Given instruction:
The listing below should be copied in full, word for word.
--- Provided records ---
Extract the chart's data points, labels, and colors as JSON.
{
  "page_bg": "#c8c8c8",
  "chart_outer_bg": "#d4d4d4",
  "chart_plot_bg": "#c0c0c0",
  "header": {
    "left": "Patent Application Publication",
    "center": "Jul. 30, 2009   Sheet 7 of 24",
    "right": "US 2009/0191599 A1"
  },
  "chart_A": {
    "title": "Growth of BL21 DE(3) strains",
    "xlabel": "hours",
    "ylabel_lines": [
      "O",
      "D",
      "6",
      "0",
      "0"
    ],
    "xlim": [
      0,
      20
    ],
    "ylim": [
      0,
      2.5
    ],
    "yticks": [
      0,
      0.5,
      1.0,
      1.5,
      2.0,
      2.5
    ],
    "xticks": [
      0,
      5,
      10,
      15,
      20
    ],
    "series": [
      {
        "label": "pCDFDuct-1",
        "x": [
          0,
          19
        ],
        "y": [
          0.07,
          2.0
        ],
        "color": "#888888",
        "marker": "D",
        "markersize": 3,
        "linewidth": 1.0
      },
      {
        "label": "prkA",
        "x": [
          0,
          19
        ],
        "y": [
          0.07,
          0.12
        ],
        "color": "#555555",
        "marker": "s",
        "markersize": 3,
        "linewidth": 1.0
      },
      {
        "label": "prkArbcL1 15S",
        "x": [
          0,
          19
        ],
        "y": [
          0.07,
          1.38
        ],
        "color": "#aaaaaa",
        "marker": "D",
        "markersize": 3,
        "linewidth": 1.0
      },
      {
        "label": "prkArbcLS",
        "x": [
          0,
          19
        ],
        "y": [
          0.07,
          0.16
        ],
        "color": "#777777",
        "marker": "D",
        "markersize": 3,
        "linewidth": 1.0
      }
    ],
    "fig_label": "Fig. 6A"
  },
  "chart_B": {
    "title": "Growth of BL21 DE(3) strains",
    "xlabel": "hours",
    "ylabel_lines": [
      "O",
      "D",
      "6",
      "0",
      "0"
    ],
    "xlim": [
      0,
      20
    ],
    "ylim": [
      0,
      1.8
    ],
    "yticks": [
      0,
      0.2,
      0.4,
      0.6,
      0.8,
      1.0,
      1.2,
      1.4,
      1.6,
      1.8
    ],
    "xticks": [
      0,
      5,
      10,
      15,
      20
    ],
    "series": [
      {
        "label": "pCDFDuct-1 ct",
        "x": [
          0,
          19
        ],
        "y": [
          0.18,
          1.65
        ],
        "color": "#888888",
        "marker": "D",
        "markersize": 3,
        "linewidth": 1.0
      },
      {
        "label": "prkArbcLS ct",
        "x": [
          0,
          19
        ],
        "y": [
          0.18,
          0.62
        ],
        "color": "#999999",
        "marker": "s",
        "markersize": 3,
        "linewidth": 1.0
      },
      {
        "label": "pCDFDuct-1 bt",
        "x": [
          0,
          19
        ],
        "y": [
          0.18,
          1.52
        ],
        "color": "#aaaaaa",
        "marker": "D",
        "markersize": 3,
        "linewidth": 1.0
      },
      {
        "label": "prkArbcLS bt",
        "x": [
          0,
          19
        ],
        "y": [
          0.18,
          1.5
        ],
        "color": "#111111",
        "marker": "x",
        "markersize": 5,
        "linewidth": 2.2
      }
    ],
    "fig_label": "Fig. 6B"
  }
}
---
Answer below:
Extract the chart's data points, labels, and colors as JSON.
{
  "page_bg": "#c8c8c8",
  "chart_outer_bg": "#d4d4d4",
  "chart_plot_bg": "#c0c0c0",
  "header": {
    "left": "Patent Application Publication",
    "center": "Jul. 30, 2009   Sheet 7 of 24",
    "right": "US 2009/0191599 A1"
  },
  "chart_A": {
    "title": "Growth of BL21 DE(3) strains",
    "xlabel": "hours",
    "ylabel_lines": [
      "O",
      "D",
      "6",
      "0",
      "0"
    ],
    "xlim": [
      0,
      20
    ],
    "ylim": [
      0,
      2.5
    ],
    "yticks": [
      0,
      0.5,
      1.0,
      1.5,
      2.0,
      2.5
    ],
    "xticks": [
      0,
      5,
      10,
      15,
      20
    ],
    "series": [
      {
        "label": "pCDFDuct-1",
        "x": [
          0,
          19
        ],
        "y": [
          0.07,
          2.0
        ],
        "color": "#888888",
        "marker": "D",
        "markersize": 3,
        "linewidth": 1.0
      },
      {
        "label": "prkA",
        "x": [
          0,
          19
        ],
        "y": [
          0.07,
          0.12
        ],
        "color": "#555555",
        "marker": "s",
        "markersize": 3,
        "linewidth": 1.0
      },
      {
        "label": "prkArbcL1 15S",
        "x": [
          0,
          19
        ],
        "y": [
          0.07,
          1.38
        ],
        "color": "#aaaaaa",
        "marker": "D",
        "markersize": 3,
        "linewidth": 1.0
      },
      {
        "label": "prkArbcLS",
        "x": [
          0,
          19
        ],
        "y": [
          0.07,
          0.16
        ],
        "color": "#777777",
        "marker": "D",
        "markersize": 3,
        "linewidth": 1.0
      }
    ],
    "fig_label": "Fig. 6A"
  },
  "chart_B": {
    "title": "Growth of BL21 DE(3) strains",
    "xlabel": "hours",
    "ylabel_lines": [
      "O",
      "D",
      "6",
      "0",
      "0"
    ],
    "xlim": [
      0,
      20
    ],
    "ylim": [
      0,
      1.8
    ],
    "yticks": [
      0,
      0.2,
      0.4,
      0.6,
      0.8,
      1.0,
      1.2,
      1.4,
      1.6,
      1.8
    ],
    "xticks": [
      0,
      5,
      10,
      15,
      20
    ],
    "series": [
      {
        "label": "pCDFDuct-1 ct",
        "x": [
          0,
          19
        ],
        "y": [
          0.18,
          1.65
        ],
        "color": "#888888",
        "marker": "D",
        "markersize": 3,
        "linewidth": 1.0
      },
      {
        "label": "prkArbcLS ct",
        "x": [
          0,
          19
        ],
        "y": [
          0.18,
          0.62
        ],
        "color": "#999999",
        "marker": "s",
        "markersize": 3,
        "linewidth": 1.0
      },
      {
        "label": "pCDFDuct-1 bt",
        "x": [
          0,
          19
        ],
        "y": [
          0.18,
          1.52
        ],
        "color": "#aaaaaa",
        "marker": "D",
        "markersize": 3,
        "linewidth": 1.0
      },
      {
        "label": "prkArbcLS bt",
        "x": [
          0,
          19
        ],
        "y": [
          0.18,
          1.5
        ],
        "color": "#111111",
        "marker": "x",
        "markersize": 5,
        "linewidth": 2.2
      }
    ],
    "fig_label": "Fig. 6B"
  }
}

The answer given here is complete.